** start Available records **

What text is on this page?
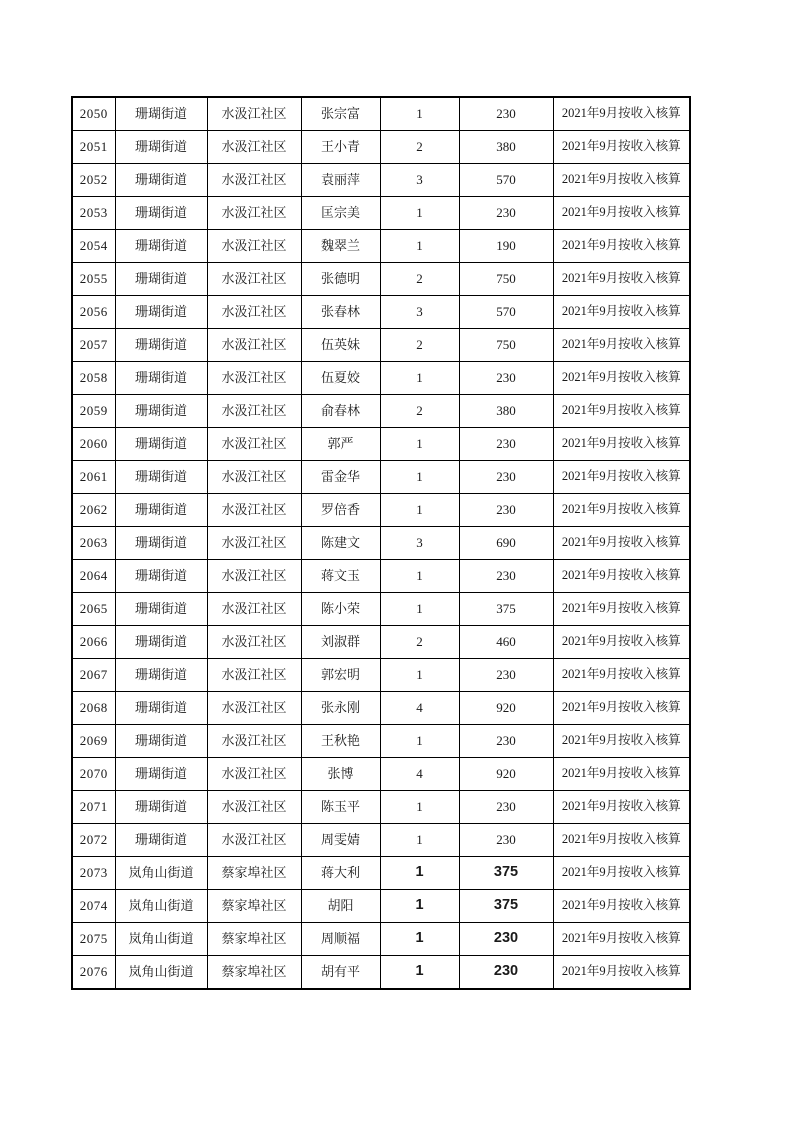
2050	珊瑚街道	水汲江社区	张宗富	1	230	2021年9月按收入核算
2051	珊瑚街道	水汲江社区	王小青	2	380	2021年9月按收入核算
2052	珊瑚街道	水汲江社区	袁丽萍	3	570	2021年9月按收入核算
2053	珊瑚街道	水汲江社区	匡宗美	1	230	2021年9月按收入核算
2054	珊瑚街道	水汲江社区	魏翠兰	1	190	2021年9月按收入核算
2055	珊瑚街道	水汲江社区	张德明	2	750	2021年9月按收入核算
2056	珊瑚街道	水汲江社区	张春林	3	570	2021年9月按收入核算
2057	珊瑚街道	水汲江社区	伍英妹	2	750	2021年9月按收入核算
2058	珊瑚街道	水汲江社区	伍夏姣	1	230	2021年9月按收入核算
2059	珊瑚街道	水汲江社区	俞春林	2	380	2021年9月按收入核算
2060	珊瑚街道	水汲江社区	郭严	1	230	2021年9月按收入核算
2061	珊瑚街道	水汲江社区	雷金华	1	230	2021年9月按收入核算
2062	珊瑚街道	水汲江社区	罗倍香	1	230	2021年9月按收入核算
2063	珊瑚街道	水汲江社区	陈建文	3	690	2021年9月按收入核算
2064	珊瑚街道	水汲江社区	蒋文玉	1	230	2021年9月按收入核算
2065	珊瑚街道	水汲江社区	陈小荣	1	375	2021年9月按收入核算
2066	珊瑚街道	水汲江社区	刘淑群	2	460	2021年9月按收入核算
2067	珊瑚街道	水汲江社区	郭宏明	1	230	2021年9月按收入核算
2068	珊瑚街道	水汲江社区	张永刚	4	920	2021年9月按收入核算
2069	珊瑚街道	水汲江社区	王秋艳	1	230	2021年9月按收入核算
2070	珊瑚街道	水汲江社区	张博	4	920	2021年9月按收入核算
2071	珊瑚街道	水汲江社区	陈玉平	1	230	2021年9月按收入核算
2072	珊瑚街道	水汲江社区	周雯婧	1	230	2021年9月按收入核算
2073	岚角山街道	蔡家埠社区	蒋大利	1	375	2021年9月按收入核算
2074	岚角山街道	蔡家埠社区	胡阳	1	375	2021年9月按收入核算
2075	岚角山街道	蔡家埠社区	周顺福	1	230	2021年9月按收入核算
2076	岚角山街道	蔡家埠社区	胡有平	1	230	2021年9月按收入核算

** end Available records **

Aim:
Reproduce the listing exactly. Leave its pictures out.

Written solution:
What text is on this page?
2050	珊瑚街道	水汲江社区	张宗富	1	230	2021年9月按收入核算
2051	珊瑚街道	水汲江社区	王小青	2	380	2021年9月按收入核算
2052	珊瑚街道	水汲江社区	袁丽萍	3	570	2021年9月按收入核算
2053	珊瑚街道	水汲江社区	匡宗美	1	230	2021年9月按收入核算
2054	珊瑚街道	水汲江社区	魏翠兰	1	190	2021年9月按收入核算
2055	珊瑚街道	水汲江社区	张德明	2	750	2021年9月按收入核算
2056	珊瑚街道	水汲江社区	张春林	3	570	2021年9月按收入核算
2057	珊瑚街道	水汲江社区	伍英妹	2	750	2021年9月按收入核算
2058	珊瑚街道	水汲江社区	伍夏姣	1	230	2021年9月按收入核算
2059	珊瑚街道	水汲江社区	俞春林	2	380	2021年9月按收入核算
2060	珊瑚街道	水汲江社区	郭严	1	230	2021年9月按收入核算
2061	珊瑚街道	水汲江社区	雷金华	1	230	2021年9月按收入核算
2062	珊瑚街道	水汲江社区	罗倍香	1	230	2021年9月按收入核算
2063	珊瑚街道	水汲江社区	陈建文	3	690	2021年9月按收入核算
2064	珊瑚街道	水汲江社区	蒋文玉	1	230	2021年9月按收入核算
2065	珊瑚街道	水汲江社区	陈小荣	1	375	2021年9月按收入核算
2066	珊瑚街道	水汲江社区	刘淑群	2	460	2021年9月按收入核算
2067	珊瑚街道	水汲江社区	郭宏明	1	230	2021年9月按收入核算
2068	珊瑚街道	水汲江社区	张永刚	4	920	2021年9月按收入核算
2069	珊瑚街道	水汲江社区	王秋艳	1	230	2021年9月按收入核算
2070	珊瑚街道	水汲江社区	张博	4	920	2021年9月按收入核算
2071	珊瑚街道	水汲江社区	陈玉平	1	230	2021年9月按收入核算
2072	珊瑚街道	水汲江社区	周雯婧	1	230	2021年9月按收入核算
2073	岚角山街道	蔡家埠社区	蒋大利	1	375	2021年9月按收入核算
2074	岚角山街道	蔡家埠社区	胡阳	1	375	2021年9月按收入核算
2075	岚角山街道	蔡家埠社区	周顺福	1	230	2021年9月按收入核算
2076	岚角山街道	蔡家埠社区	胡有平	1	230	2021年9月按收入核算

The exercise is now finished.